Recorded data:
▬▬▬

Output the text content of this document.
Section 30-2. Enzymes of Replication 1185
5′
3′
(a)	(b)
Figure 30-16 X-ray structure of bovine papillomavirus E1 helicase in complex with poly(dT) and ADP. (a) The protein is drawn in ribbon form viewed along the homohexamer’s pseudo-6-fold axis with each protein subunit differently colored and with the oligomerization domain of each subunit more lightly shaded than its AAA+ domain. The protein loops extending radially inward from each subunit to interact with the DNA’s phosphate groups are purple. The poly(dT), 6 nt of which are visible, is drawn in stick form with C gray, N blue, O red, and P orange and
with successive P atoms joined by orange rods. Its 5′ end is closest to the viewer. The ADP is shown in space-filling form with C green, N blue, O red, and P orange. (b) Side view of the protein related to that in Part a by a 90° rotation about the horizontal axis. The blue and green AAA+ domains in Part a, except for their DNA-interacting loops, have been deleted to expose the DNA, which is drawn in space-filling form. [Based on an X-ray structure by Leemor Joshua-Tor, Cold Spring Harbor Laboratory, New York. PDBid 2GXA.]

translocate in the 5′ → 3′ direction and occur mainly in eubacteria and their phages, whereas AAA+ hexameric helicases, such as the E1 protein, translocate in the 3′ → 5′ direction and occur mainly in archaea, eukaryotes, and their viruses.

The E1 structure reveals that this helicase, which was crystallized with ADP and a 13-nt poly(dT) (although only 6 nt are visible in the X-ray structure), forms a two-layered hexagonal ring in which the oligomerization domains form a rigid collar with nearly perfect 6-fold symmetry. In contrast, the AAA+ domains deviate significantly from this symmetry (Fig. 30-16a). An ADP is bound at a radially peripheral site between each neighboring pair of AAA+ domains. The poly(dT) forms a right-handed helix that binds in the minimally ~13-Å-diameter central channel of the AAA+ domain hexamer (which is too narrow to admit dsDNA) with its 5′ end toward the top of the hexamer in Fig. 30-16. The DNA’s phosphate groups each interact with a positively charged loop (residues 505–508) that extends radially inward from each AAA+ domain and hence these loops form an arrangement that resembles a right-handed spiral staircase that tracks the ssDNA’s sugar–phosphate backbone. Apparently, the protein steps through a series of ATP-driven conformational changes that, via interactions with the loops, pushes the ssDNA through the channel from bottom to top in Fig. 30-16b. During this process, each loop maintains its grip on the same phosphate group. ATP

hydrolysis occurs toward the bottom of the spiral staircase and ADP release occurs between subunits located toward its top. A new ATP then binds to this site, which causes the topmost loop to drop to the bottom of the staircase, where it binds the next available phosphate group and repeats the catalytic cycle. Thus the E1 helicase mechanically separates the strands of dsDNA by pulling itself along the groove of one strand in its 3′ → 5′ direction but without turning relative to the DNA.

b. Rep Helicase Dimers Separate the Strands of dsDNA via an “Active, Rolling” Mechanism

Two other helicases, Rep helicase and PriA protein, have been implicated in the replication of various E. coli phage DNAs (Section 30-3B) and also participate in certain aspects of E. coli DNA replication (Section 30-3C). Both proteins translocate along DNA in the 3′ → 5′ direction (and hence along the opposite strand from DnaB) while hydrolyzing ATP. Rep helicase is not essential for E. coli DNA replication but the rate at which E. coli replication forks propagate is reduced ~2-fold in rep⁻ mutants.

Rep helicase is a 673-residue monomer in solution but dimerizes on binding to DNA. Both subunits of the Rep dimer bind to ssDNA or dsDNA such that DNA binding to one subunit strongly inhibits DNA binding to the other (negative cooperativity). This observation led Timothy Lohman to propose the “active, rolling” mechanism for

▬▬▬

Exercise details:
Return the records in full. Omit nothing.

Answer area:
Output the text content of this document.
Section 30-2. Enzymes of Replication 1185
5′
3′
(a)	(b)
Figure 30-16 X-ray structure of bovine papillomavirus E1 helicase in complex with poly(dT) and ADP. (a) The protein is drawn in ribbon form viewed along the homohexamer’s pseudo-6-fold axis with each protein subunit differently colored and with the oligomerization domain of each subunit more lightly shaded than its AAA+ domain. The protein loops extending radially inward from each subunit to interact with the DNA’s phosphate groups are purple. The poly(dT), 6 nt of which are visible, is drawn in stick form with C gray, N blue, O red, and P orange and
with successive P atoms joined by orange rods. Its 5′ end is closest to the viewer. The ADP is shown in space-filling form with C green, N blue, O red, and P orange. (b) Side view of the protein related to that in Part a by a 90° rotation about the horizontal axis. The blue and green AAA+ domains in Part a, except for their DNA-interacting loops, have been deleted to expose the DNA, which is drawn in space-filling form. [Based on an X-ray structure by Leemor Joshua-Tor, Cold Spring Harbor Laboratory, New York. PDBid 2GXA.]

translocate in the 5′ → 3′ direction and occur mainly in eubacteria and their phages, whereas AAA+ hexameric helicases, such as the E1 protein, translocate in the 3′ → 5′ direction and occur mainly in archaea, eukaryotes, and their viruses.

The E1 structure reveals that this helicase, which was crystallized with ADP and a 13-nt poly(dT) (although only 6 nt are visible in the X-ray structure), forms a two-layered hexagonal ring in which the oligomerization domains form a rigid collar with nearly perfect 6-fold symmetry. In contrast, the AAA+ domains deviate significantly from this symmetry (Fig. 30-16a). An ADP is bound at a radially peripheral site between each neighboring pair of AAA+ domains. The poly(dT) forms a right-handed helix that binds in the minimally ~13-Å-diameter central channel of the AAA+ domain hexamer (which is too narrow to admit dsDNA) with its 5′ end toward the top of the hexamer in Fig. 30-16. The DNA’s phosphate groups each interact with a positively charged loop (residues 505–508) that extends radially inward from each AAA+ domain and hence these loops form an arrangement that resembles a right-handed spiral staircase that tracks the ssDNA’s sugar–phosphate backbone. Apparently, the protein steps through a series of ATP-driven conformational changes that, via interactions with the loops, pushes the ssDNA through the channel from bottom to top in Fig. 30-16b. During this process, each loop maintains its grip on the same phosphate group. ATP

hydrolysis occurs toward the bottom of the spiral staircase and ADP release occurs between subunits located toward its top. A new ATP then binds to this site, which causes the topmost loop to drop to the bottom of the staircase, where it binds the next available phosphate group and repeats the catalytic cycle. Thus the E1 helicase mechanically separates the strands of dsDNA by pulling itself along the groove of one strand in its 3′ → 5′ direction but without turning relative to the DNA.

b. Rep Helicase Dimers Separate the Strands of dsDNA via an “Active, Rolling” Mechanism

Two other helicases, Rep helicase and PriA protein, have been implicated in the replication of various E. coli phage DNAs (Section 30-3B) and also participate in certain aspects of E. coli DNA replication (Section 30-3C). Both proteins translocate along DNA in the 3′ → 5′ direction (and hence along the opposite strand from DnaB) while hydrolyzing ATP. Rep helicase is not essential for E. coli DNA replication but the rate at which E. coli replication forks propagate is reduced ~2-fold in rep⁻ mutants.

Rep helicase is a 673-residue monomer in solution but dimerizes on binding to DNA. Both subunits of the Rep dimer bind to ssDNA or dsDNA such that DNA binding to one subunit strongly inhibits DNA binding to the other (negative cooperativity). This observation led Timothy Lohman to propose the “active, rolling” mechanism for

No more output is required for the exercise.